Exercise description → Where a line holds the string "нематериальных", return that line.

# The records start

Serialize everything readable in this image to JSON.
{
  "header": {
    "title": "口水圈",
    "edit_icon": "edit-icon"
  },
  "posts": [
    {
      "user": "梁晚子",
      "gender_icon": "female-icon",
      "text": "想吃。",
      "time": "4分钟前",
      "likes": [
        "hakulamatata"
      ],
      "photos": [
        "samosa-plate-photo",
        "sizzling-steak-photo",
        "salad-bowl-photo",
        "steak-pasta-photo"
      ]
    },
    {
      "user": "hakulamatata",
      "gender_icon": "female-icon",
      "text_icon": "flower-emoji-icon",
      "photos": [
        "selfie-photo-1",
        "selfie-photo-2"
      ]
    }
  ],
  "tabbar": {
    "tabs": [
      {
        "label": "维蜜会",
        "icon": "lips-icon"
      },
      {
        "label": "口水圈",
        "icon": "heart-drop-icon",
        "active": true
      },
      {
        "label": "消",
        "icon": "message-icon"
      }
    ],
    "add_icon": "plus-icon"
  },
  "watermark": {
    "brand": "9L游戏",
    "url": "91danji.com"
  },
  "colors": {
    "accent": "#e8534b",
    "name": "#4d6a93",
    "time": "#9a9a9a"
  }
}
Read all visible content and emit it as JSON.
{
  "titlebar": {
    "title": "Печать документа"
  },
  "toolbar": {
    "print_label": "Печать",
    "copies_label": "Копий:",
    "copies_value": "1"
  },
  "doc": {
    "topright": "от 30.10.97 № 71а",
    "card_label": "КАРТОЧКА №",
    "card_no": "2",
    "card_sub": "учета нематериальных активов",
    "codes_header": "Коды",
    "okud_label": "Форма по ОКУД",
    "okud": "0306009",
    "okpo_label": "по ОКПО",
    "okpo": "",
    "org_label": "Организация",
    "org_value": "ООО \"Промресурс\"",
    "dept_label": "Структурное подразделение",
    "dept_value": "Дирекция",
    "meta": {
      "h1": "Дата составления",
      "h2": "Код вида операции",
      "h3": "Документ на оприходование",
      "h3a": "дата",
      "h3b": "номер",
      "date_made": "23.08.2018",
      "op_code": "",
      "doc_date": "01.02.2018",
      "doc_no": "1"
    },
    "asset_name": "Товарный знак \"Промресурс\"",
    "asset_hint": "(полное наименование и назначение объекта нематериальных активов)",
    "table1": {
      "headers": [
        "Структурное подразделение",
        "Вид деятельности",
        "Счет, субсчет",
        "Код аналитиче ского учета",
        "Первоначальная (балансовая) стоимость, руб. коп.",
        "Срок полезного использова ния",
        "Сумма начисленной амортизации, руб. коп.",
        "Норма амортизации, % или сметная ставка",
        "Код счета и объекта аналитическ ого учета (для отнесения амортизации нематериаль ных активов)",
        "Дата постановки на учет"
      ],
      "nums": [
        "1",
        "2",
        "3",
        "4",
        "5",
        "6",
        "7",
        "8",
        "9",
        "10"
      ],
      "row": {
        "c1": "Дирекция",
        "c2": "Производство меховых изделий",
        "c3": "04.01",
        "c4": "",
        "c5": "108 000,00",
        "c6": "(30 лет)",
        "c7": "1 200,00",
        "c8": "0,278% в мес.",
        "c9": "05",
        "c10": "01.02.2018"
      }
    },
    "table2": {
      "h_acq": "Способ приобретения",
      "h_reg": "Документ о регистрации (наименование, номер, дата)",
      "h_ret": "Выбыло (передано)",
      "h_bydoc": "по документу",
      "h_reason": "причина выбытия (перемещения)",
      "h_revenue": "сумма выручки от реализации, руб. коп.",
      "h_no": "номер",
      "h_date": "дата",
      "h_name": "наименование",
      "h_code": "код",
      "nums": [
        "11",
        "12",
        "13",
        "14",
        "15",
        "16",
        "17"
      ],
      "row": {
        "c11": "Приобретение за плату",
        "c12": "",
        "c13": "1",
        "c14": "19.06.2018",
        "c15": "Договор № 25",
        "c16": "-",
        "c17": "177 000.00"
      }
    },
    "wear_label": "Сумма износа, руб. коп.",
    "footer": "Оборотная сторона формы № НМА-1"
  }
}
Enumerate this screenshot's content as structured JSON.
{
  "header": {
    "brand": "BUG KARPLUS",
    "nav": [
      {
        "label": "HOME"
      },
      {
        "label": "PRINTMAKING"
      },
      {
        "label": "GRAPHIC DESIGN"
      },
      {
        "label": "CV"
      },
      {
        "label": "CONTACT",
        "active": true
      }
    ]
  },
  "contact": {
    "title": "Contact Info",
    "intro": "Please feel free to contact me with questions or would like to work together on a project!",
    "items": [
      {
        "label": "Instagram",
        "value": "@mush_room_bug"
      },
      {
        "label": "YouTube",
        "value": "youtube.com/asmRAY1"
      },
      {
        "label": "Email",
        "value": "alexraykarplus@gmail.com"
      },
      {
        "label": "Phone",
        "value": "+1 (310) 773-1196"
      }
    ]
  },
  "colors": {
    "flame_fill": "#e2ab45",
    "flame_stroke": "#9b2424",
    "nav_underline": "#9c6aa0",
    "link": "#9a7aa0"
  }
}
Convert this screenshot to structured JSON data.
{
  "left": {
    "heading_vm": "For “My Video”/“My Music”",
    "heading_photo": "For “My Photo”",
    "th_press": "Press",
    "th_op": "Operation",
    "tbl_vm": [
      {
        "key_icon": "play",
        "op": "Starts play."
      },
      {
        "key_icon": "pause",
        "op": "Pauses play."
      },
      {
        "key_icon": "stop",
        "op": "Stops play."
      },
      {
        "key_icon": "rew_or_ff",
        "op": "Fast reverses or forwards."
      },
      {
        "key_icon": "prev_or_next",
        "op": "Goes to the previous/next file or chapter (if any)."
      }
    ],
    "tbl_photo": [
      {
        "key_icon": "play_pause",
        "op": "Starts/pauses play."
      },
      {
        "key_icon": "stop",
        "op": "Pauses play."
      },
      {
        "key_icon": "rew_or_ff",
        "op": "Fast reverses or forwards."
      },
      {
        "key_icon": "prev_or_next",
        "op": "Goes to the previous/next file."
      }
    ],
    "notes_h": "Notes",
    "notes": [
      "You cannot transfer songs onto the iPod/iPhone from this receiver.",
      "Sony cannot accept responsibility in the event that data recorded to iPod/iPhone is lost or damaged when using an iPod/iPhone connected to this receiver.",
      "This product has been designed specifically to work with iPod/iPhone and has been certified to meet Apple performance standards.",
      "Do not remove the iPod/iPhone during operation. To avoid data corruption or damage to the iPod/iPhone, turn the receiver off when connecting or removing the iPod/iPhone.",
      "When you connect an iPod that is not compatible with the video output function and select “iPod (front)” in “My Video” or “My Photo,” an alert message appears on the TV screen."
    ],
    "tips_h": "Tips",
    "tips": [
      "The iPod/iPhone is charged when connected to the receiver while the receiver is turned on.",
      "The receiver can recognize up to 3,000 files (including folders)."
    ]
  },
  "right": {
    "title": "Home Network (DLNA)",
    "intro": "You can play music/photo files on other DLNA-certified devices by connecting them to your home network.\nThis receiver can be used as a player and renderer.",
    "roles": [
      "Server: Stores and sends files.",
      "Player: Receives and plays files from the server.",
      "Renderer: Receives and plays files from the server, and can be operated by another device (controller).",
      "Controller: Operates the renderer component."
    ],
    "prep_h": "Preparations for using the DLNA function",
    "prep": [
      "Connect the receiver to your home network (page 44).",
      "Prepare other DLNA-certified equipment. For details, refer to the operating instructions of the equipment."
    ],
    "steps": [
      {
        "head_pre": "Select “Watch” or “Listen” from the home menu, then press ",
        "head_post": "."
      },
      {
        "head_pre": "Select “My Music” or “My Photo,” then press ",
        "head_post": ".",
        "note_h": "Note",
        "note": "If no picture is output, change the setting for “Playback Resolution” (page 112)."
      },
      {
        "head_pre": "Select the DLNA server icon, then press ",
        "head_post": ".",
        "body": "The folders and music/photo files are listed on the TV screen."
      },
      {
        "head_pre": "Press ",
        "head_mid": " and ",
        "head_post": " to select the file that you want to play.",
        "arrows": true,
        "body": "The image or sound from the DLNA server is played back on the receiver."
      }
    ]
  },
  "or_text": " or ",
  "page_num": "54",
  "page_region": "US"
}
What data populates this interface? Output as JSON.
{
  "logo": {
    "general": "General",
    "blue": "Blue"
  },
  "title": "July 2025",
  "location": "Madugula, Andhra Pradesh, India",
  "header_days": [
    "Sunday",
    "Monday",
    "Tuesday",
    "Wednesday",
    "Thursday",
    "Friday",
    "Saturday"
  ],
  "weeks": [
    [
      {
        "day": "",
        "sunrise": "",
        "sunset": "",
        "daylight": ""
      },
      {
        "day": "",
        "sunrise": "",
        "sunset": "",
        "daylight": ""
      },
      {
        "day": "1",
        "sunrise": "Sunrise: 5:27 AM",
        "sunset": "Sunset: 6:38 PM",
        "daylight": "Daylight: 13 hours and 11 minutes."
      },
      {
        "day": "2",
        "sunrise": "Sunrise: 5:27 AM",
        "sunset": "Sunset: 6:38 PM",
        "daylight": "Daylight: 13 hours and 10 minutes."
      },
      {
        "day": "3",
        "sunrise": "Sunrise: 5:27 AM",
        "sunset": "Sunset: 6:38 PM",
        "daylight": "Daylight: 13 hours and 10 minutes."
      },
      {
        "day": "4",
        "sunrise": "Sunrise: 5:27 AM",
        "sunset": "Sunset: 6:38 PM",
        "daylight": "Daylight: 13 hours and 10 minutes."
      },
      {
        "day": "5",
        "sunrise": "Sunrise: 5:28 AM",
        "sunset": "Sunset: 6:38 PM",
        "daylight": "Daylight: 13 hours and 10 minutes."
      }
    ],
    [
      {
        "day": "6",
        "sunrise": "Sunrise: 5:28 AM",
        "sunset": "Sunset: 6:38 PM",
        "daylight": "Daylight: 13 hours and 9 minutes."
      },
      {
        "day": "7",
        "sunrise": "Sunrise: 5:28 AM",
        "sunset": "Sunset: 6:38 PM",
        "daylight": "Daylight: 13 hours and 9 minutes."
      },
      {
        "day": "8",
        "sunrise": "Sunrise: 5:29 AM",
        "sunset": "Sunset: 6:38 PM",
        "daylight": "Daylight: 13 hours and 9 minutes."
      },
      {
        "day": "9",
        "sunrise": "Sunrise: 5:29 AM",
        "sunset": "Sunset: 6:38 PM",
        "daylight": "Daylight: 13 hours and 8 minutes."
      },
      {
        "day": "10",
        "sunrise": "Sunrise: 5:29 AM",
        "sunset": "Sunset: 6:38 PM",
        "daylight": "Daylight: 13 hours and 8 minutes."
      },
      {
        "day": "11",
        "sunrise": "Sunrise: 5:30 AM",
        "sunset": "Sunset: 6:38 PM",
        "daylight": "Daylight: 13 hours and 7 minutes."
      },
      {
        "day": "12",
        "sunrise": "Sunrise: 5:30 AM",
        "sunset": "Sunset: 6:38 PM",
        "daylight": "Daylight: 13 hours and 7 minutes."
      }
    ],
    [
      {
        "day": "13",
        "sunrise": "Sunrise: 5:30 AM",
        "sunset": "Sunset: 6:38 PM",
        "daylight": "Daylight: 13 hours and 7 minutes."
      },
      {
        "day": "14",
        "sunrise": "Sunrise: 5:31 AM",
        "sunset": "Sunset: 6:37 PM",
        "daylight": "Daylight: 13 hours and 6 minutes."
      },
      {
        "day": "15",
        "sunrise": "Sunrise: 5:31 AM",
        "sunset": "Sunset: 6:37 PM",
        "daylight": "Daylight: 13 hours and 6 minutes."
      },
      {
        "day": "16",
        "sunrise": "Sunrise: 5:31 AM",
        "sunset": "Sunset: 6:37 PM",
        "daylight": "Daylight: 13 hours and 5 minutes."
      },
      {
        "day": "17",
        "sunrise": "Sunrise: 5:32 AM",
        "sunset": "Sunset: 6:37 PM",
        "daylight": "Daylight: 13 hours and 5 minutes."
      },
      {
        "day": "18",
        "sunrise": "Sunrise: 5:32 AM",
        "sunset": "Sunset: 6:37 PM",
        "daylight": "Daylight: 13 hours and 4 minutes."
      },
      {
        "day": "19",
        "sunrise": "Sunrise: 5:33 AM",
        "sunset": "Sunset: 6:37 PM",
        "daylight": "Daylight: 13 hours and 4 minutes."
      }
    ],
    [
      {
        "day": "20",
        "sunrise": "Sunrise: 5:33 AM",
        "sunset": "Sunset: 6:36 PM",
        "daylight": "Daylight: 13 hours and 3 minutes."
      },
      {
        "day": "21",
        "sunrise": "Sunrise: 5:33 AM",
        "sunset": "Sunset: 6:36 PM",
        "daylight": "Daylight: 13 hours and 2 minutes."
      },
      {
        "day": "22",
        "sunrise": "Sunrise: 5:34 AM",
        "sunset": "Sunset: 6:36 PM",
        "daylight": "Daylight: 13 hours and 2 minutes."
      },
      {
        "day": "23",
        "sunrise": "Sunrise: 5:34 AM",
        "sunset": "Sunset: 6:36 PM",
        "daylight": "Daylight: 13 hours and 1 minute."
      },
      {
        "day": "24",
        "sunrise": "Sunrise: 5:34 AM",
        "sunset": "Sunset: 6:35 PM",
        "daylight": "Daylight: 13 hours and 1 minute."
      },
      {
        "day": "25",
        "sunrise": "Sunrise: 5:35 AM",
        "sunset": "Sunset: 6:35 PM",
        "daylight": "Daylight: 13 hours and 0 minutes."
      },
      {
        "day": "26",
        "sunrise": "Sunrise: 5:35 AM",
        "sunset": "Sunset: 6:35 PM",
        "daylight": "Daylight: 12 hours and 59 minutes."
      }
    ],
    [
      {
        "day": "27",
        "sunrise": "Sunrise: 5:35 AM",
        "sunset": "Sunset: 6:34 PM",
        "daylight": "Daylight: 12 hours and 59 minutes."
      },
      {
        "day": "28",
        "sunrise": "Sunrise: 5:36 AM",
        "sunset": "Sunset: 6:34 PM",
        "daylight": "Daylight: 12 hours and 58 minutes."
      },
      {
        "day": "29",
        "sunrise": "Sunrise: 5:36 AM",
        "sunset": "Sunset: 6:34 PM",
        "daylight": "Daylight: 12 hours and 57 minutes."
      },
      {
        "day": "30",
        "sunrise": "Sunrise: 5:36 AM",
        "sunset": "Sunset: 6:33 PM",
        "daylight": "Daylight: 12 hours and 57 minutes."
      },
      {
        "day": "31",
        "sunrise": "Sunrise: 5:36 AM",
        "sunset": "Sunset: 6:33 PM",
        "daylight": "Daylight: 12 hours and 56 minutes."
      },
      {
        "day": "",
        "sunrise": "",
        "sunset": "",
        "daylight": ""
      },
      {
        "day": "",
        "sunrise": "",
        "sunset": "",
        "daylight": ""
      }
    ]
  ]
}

# The records end

Result of the exercise →
    "card_sub": "учета нематериальных активов",
    "asset_hint": "(полное наименование и назначение объекта нематериальных активов)",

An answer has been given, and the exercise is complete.